Without the pictures, write out all the lines below exactly as they appear.
----- Records provided
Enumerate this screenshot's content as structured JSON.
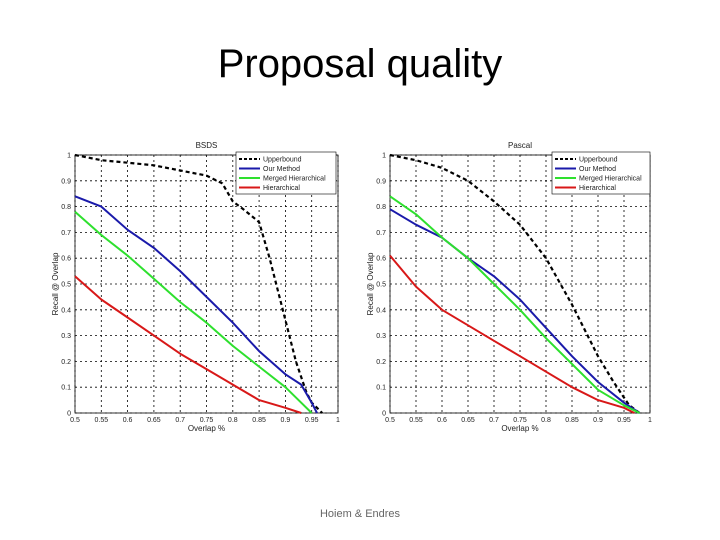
{
  "slide": {
    "title": "Proposal quality",
    "footer": "Hoiem & Endres"
  },
  "chart_data": [
    {
      "type": "line",
      "title": "BSDS",
      "xlabel": "Overlap %",
      "ylabel": "Recall @ Overlap",
      "xlim": [
        0.5,
        1.0
      ],
      "ylim": [
        0,
        1
      ],
      "xticks": [
        "0.5",
        "0.55",
        "0.6",
        "0.65",
        "0.7",
        "0.75",
        "0.8",
        "0.85",
        "0.9",
        "0.95",
        "1"
      ],
      "yticks": [
        "0",
        "0.1",
        "0.2",
        "0.3",
        "0.4",
        "0.5",
        "0.6",
        "0.7",
        "0.8",
        "0.9",
        "1"
      ],
      "grid": true,
      "legend_position": "top-right",
      "series": [
        {
          "name": "Upperbound",
          "color": "#000000",
          "dash": true,
          "x": [
            0.5,
            0.55,
            0.6,
            0.65,
            0.7,
            0.75,
            0.78,
            0.8,
            0.82,
            0.85,
            0.87,
            0.9,
            0.92,
            0.94,
            0.95,
            0.96,
            0.97
          ],
          "y": [
            1.0,
            0.98,
            0.97,
            0.96,
            0.94,
            0.92,
            0.89,
            0.82,
            0.79,
            0.74,
            0.6,
            0.36,
            0.2,
            0.08,
            0.04,
            0.02,
            0.0
          ]
        },
        {
          "name": "Our Method",
          "color": "#1a1aaa",
          "dash": false,
          "x": [
            0.5,
            0.55,
            0.6,
            0.65,
            0.7,
            0.75,
            0.8,
            0.85,
            0.9,
            0.93,
            0.95,
            0.96
          ],
          "y": [
            0.84,
            0.8,
            0.71,
            0.64,
            0.55,
            0.45,
            0.35,
            0.24,
            0.15,
            0.11,
            0.04,
            0.0
          ]
        },
        {
          "name": "Merged Hierarchical",
          "color": "#2ee02e",
          "dash": false,
          "x": [
            0.5,
            0.55,
            0.6,
            0.65,
            0.7,
            0.75,
            0.8,
            0.85,
            0.9,
            0.93,
            0.95
          ],
          "y": [
            0.78,
            0.69,
            0.61,
            0.52,
            0.43,
            0.35,
            0.26,
            0.18,
            0.1,
            0.04,
            0.0
          ]
        },
        {
          "name": "Hierarchical",
          "color": "#d81818",
          "dash": false,
          "x": [
            0.5,
            0.55,
            0.6,
            0.65,
            0.7,
            0.75,
            0.8,
            0.85,
            0.9,
            0.93
          ],
          "y": [
            0.53,
            0.44,
            0.37,
            0.3,
            0.23,
            0.17,
            0.11,
            0.05,
            0.02,
            0.0
          ]
        }
      ]
    },
    {
      "type": "line",
      "title": "Pascal",
      "xlabel": "Overlap %",
      "ylabel": "Recall @ Overlap",
      "xlim": [
        0.5,
        1.0
      ],
      "ylim": [
        0,
        1
      ],
      "xticks": [
        "0.5",
        "0.55",
        "0.6",
        "0.65",
        "0.7",
        "0.75",
        "0.8",
        "0.85",
        "0.9",
        "0.95",
        "1"
      ],
      "yticks": [
        "0",
        "0.1",
        "0.2",
        "0.3",
        "0.4",
        "0.5",
        "0.6",
        "0.7",
        "0.8",
        "0.9",
        "1"
      ],
      "grid": true,
      "legend_position": "top-right",
      "series": [
        {
          "name": "Upperbound",
          "color": "#000000",
          "dash": true,
          "x": [
            0.5,
            0.55,
            0.6,
            0.65,
            0.7,
            0.75,
            0.8,
            0.85,
            0.9,
            0.93,
            0.96,
            0.98
          ],
          "y": [
            1.0,
            0.98,
            0.95,
            0.9,
            0.82,
            0.73,
            0.6,
            0.42,
            0.22,
            0.12,
            0.03,
            0.0
          ]
        },
        {
          "name": "Our Method",
          "color": "#1a1aaa",
          "dash": false,
          "x": [
            0.5,
            0.55,
            0.6,
            0.65,
            0.7,
            0.75,
            0.8,
            0.85,
            0.9,
            0.95,
            0.98
          ],
          "y": [
            0.79,
            0.73,
            0.68,
            0.6,
            0.53,
            0.44,
            0.33,
            0.22,
            0.12,
            0.04,
            0.0
          ]
        },
        {
          "name": "Merged Hierarchical",
          "color": "#2ee02e",
          "dash": false,
          "x": [
            0.5,
            0.55,
            0.6,
            0.65,
            0.7,
            0.75,
            0.8,
            0.85,
            0.9,
            0.95,
            0.98
          ],
          "y": [
            0.84,
            0.77,
            0.68,
            0.6,
            0.5,
            0.4,
            0.29,
            0.19,
            0.09,
            0.03,
            0.0
          ]
        },
        {
          "name": "Hierarchical",
          "color": "#d81818",
          "dash": false,
          "x": [
            0.5,
            0.55,
            0.6,
            0.65,
            0.7,
            0.75,
            0.8,
            0.85,
            0.9,
            0.95,
            0.97
          ],
          "y": [
            0.61,
            0.49,
            0.4,
            0.34,
            0.28,
            0.22,
            0.16,
            0.1,
            0.05,
            0.02,
            0.0
          ]
        }
      ]
    }
  ]
}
----------
→ Exercise result
Enumerate this screenshot's content as structured JSON.
{
  "slide": {
    "title": "Proposal quality",
    "footer": "Hoiem & Endres"
  },
  "chart_data": [
    {
      "type": "line",
      "title": "BSDS",
      "xlabel": "Overlap %",
      "ylabel": "Recall @ Overlap",
      "xlim": [
        0.5,
        1.0
      ],
      "ylim": [
        0,
        1
      ],
      "xticks": [
        "0.5",
        "0.55",
        "0.6",
        "0.65",
        "0.7",
        "0.75",
        "0.8",
        "0.85",
        "0.9",
        "0.95",
        "1"
      ],
      "yticks": [
        "0",
        "0.1",
        "0.2",
        "0.3",
        "0.4",
        "0.5",
        "0.6",
        "0.7",
        "0.8",
        "0.9",
        "1"
      ],
      "grid": true,
      "legend_position": "top-right",
      "series": [
        {
          "name": "Upperbound",
          "color": "#000000",
          "dash": true,
          "x": [
            0.5,
            0.55,
            0.6,
            0.65,
            0.7,
            0.75,
            0.78,
            0.8,
            0.82,
            0.85,
            0.87,
            0.9,
            0.92,
            0.94,
            0.95,
            0.96,
            0.97
          ],
          "y": [
            1.0,
            0.98,
            0.97,
            0.96,
            0.94,
            0.92,
            0.89,
            0.82,
            0.79,
            0.74,
            0.6,
            0.36,
            0.2,
            0.08,
            0.04,
            0.02,
            0.0
          ]
        },
        {
          "name": "Our Method",
          "color": "#1a1aaa",
          "dash": false,
          "x": [
            0.5,
            0.55,
            0.6,
            0.65,
            0.7,
            0.75,
            0.8,
            0.85,
            0.9,
            0.93,
            0.95,
            0.96
          ],
          "y": [
            0.84,
            0.8,
            0.71,
            0.64,
            0.55,
            0.45,
            0.35,
            0.24,
            0.15,
            0.11,
            0.04,
            0.0
          ]
        },
        {
          "name": "Merged Hierarchical",
          "color": "#2ee02e",
          "dash": false,
          "x": [
            0.5,
            0.55,
            0.6,
            0.65,
            0.7,
            0.75,
            0.8,
            0.85,
            0.9,
            0.93,
            0.95
          ],
          "y": [
            0.78,
            0.69,
            0.61,
            0.52,
            0.43,
            0.35,
            0.26,
            0.18,
            0.1,
            0.04,
            0.0
          ]
        },
        {
          "name": "Hierarchical",
          "color": "#d81818",
          "dash": false,
          "x": [
            0.5,
            0.55,
            0.6,
            0.65,
            0.7,
            0.75,
            0.8,
            0.85,
            0.9,
            0.93
          ],
          "y": [
            0.53,
            0.44,
            0.37,
            0.3,
            0.23,
            0.17,
            0.11,
            0.05,
            0.02,
            0.0
          ]
        }
      ]
    },
    {
      "type": "line",
      "title": "Pascal",
      "xlabel": "Overlap %",
      "ylabel": "Recall @ Overlap",
      "xlim": [
        0.5,
        1.0
      ],
      "ylim": [
        0,
        1
      ],
      "xticks": [
        "0.5",
        "0.55",
        "0.6",
        "0.65",
        "0.7",
        "0.75",
        "0.8",
        "0.85",
        "0.9",
        "0.95",
        "1"
      ],
      "yticks": [
        "0",
        "0.1",
        "0.2",
        "0.3",
        "0.4",
        "0.5",
        "0.6",
        "0.7",
        "0.8",
        "0.9",
        "1"
      ],
      "grid": true,
      "legend_position": "top-right",
      "series": [
        {
          "name": "Upperbound",
          "color": "#000000",
          "dash": true,
          "x": [
            0.5,
            0.55,
            0.6,
            0.65,
            0.7,
            0.75,
            0.8,
            0.85,
            0.9,
            0.93,
            0.96,
            0.98
          ],
          "y": [
            1.0,
            0.98,
            0.95,
            0.9,
            0.82,
            0.73,
            0.6,
            0.42,
            0.22,
            0.12,
            0.03,
            0.0
          ]
        },
        {
          "name": "Our Method",
          "color": "#1a1aaa",
          "dash": false,
          "x": [
            0.5,
            0.55,
            0.6,
            0.65,
            0.7,
            0.75,
            0.8,
            0.85,
            0.9,
            0.95,
            0.98
          ],
          "y": [
            0.79,
            0.73,
            0.68,
            0.6,
            0.53,
            0.44,
            0.33,
            0.22,
            0.12,
            0.04,
            0.0
          ]
        },
        {
          "name": "Merged Hierarchical",
          "color": "#2ee02e",
          "dash": false,
          "x": [
            0.5,
            0.55,
            0.6,
            0.65,
            0.7,
            0.75,
            0.8,
            0.85,
            0.9,
            0.95,
            0.98
          ],
          "y": [
            0.84,
            0.77,
            0.68,
            0.6,
            0.5,
            0.4,
            0.29,
            0.19,
            0.09,
            0.03,
            0.0
          ]
        },
        {
          "name": "Hierarchical",
          "color": "#d81818",
          "dash": false,
          "x": [
            0.5,
            0.55,
            0.6,
            0.65,
            0.7,
            0.75,
            0.8,
            0.85,
            0.9,
            0.95,
            0.97
          ],
          "y": [
            0.61,
            0.49,
            0.4,
            0.34,
            0.28,
            0.22,
            0.16,
            0.1,
            0.05,
            0.02,
            0.0
          ]
        }
      ]
    }
  ]
}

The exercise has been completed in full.